- _Exercise_: Every line below should be repeated exactly.

- _Dataset extract_:
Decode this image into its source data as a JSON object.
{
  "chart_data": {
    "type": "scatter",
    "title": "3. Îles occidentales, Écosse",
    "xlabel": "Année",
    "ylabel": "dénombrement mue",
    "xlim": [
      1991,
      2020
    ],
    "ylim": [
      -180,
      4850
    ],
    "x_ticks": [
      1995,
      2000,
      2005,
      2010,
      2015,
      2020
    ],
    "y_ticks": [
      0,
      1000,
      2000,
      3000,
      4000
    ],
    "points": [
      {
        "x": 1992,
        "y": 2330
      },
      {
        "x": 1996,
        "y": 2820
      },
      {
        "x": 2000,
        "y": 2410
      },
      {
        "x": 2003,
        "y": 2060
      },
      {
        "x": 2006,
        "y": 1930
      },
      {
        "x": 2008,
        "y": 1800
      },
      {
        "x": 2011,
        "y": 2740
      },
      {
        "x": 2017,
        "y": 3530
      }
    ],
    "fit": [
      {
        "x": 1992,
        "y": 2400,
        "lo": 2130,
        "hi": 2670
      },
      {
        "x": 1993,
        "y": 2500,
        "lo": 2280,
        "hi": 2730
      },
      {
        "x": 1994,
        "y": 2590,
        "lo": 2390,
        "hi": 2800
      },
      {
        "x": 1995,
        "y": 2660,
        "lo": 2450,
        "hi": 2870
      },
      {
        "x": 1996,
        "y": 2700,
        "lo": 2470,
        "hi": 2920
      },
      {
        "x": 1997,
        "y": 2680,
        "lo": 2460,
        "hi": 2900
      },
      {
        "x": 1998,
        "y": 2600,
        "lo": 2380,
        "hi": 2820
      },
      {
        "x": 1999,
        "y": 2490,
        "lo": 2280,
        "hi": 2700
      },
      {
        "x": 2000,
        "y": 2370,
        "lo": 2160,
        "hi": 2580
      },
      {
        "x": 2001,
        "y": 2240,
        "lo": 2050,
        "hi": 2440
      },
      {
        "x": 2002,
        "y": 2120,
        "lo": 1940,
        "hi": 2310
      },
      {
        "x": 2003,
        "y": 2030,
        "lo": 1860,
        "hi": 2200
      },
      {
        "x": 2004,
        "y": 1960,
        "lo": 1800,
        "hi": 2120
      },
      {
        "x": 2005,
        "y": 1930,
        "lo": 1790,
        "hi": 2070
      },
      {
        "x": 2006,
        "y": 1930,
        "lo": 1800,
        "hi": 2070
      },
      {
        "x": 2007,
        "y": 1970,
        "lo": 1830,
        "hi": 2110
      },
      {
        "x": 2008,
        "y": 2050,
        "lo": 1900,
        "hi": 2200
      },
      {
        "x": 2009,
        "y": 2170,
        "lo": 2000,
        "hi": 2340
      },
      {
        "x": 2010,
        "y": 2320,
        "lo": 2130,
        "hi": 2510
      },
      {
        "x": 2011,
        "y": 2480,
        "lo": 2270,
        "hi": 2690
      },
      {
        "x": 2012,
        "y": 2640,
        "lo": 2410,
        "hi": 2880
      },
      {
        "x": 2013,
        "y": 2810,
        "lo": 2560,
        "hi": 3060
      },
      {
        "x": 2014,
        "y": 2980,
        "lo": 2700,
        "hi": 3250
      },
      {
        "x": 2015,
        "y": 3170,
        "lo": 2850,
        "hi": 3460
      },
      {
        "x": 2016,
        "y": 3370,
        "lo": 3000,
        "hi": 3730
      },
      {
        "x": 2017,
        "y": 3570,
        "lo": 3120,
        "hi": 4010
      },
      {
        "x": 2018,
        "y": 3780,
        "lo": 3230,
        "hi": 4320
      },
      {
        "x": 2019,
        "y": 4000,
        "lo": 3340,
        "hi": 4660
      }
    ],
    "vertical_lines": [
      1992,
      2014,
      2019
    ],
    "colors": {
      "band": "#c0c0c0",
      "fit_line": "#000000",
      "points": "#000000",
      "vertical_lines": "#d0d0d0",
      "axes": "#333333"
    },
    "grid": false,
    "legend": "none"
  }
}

- _Correct output_:
Decode this image into its source data as a JSON object.
{
  "chart_data": {
    "type": "scatter",
    "title": "3. Îles occidentales, Écosse",
    "xlabel": "Année",
    "ylabel": "dénombrement mue",
    "xlim": [
      1991,
      2020
    ],
    "ylim": [
      -180,
      4850
    ],
    "x_ticks": [
      1995,
      2000,
      2005,
      2010,
      2015,
      2020
    ],
    "y_ticks": [
      0,
      1000,
      2000,
      3000,
      4000
    ],
    "points": [
      {
        "x": 1992,
        "y": 2330
      },
      {
        "x": 1996,
        "y": 2820
      },
      {
        "x": 2000,
        "y": 2410
      },
      {
        "x": 2003,
        "y": 2060
      },
      {
        "x": 2006,
        "y": 1930
      },
      {
        "x": 2008,
        "y": 1800
      },
      {
        "x": 2011,
        "y": 2740
      },
      {
        "x": 2017,
        "y": 3530
      }
    ],
    "fit": [
      {
        "x": 1992,
        "y": 2400,
        "lo": 2130,
        "hi": 2670
      },
      {
        "x": 1993,
        "y": 2500,
        "lo": 2280,
        "hi": 2730
      },
      {
        "x": 1994,
        "y": 2590,
        "lo": 2390,
        "hi": 2800
      },
      {
        "x": 1995,
        "y": 2660,
        "lo": 2450,
        "hi": 2870
      },
      {
        "x": 1996,
        "y": 2700,
        "lo": 2470,
        "hi": 2920
      },
      {
        "x": 1997,
        "y": 2680,
        "lo": 2460,
        "hi": 2900
      },
      {
        "x": 1998,
        "y": 2600,
        "lo": 2380,
        "hi": 2820
      },
      {
        "x": 1999,
        "y": 2490,
        "lo": 2280,
        "hi": 2700
      },
      {
        "x": 2000,
        "y": 2370,
        "lo": 2160,
        "hi": 2580
      },
      {
        "x": 2001,
        "y": 2240,
        "lo": 2050,
        "hi": 2440
      },
      {
        "x": 2002,
        "y": 2120,
        "lo": 1940,
        "hi": 2310
      },
      {
        "x": 2003,
        "y": 2030,
        "lo": 1860,
        "hi": 2200
      },
      {
        "x": 2004,
        "y": 1960,
        "lo": 1800,
        "hi": 2120
      },
      {
        "x": 2005,
        "y": 1930,
        "lo": 1790,
        "hi": 2070
      },
      {
        "x": 2006,
        "y": 1930,
        "lo": 1800,
        "hi": 2070
      },
      {
        "x": 2007,
        "y": 1970,
        "lo": 1830,
        "hi": 2110
      },
      {
        "x": 2008,
        "y": 2050,
        "lo": 1900,
        "hi": 2200
      },
      {
        "x": 2009,
        "y": 2170,
        "lo": 2000,
        "hi": 2340
      },
      {
        "x": 2010,
        "y": 2320,
        "lo": 2130,
        "hi": 2510
      },
      {
        "x": 2011,
        "y": 2480,
        "lo": 2270,
        "hi": 2690
      },
      {
        "x": 2012,
        "y": 2640,
        "lo": 2410,
        "hi": 2880
      },
      {
        "x": 2013,
        "y": 2810,
        "lo": 2560,
        "hi": 3060
      },
      {
        "x": 2014,
        "y": 2980,
        "lo": 2700,
        "hi": 3250
      },
      {
        "x": 2015,
        "y": 3170,
        "lo": 2850,
        "hi": 3460
      },
      {
        "x": 2016,
        "y": 3370,
        "lo": 3000,
        "hi": 3730
      },
      {
        "x": 2017,
        "y": 3570,
        "lo": 3120,
        "hi": 4010
      },
      {
        "x": 2018,
        "y": 3780,
        "lo": 3230,
        "hi": 4320
      },
      {
        "x": 2019,
        "y": 4000,
        "lo": 3340,
        "hi": 4660
      }
    ],
    "vertical_lines": [
      1992,
      2014,
      2019
    ],
    "colors": {
      "band": "#c0c0c0",
      "fit_line": "#000000",
      "points": "#000000",
      "vertical_lines": "#d0d0d0",
      "axes": "#333333"
    },
    "grid": false,
    "legend": "none"
  }
}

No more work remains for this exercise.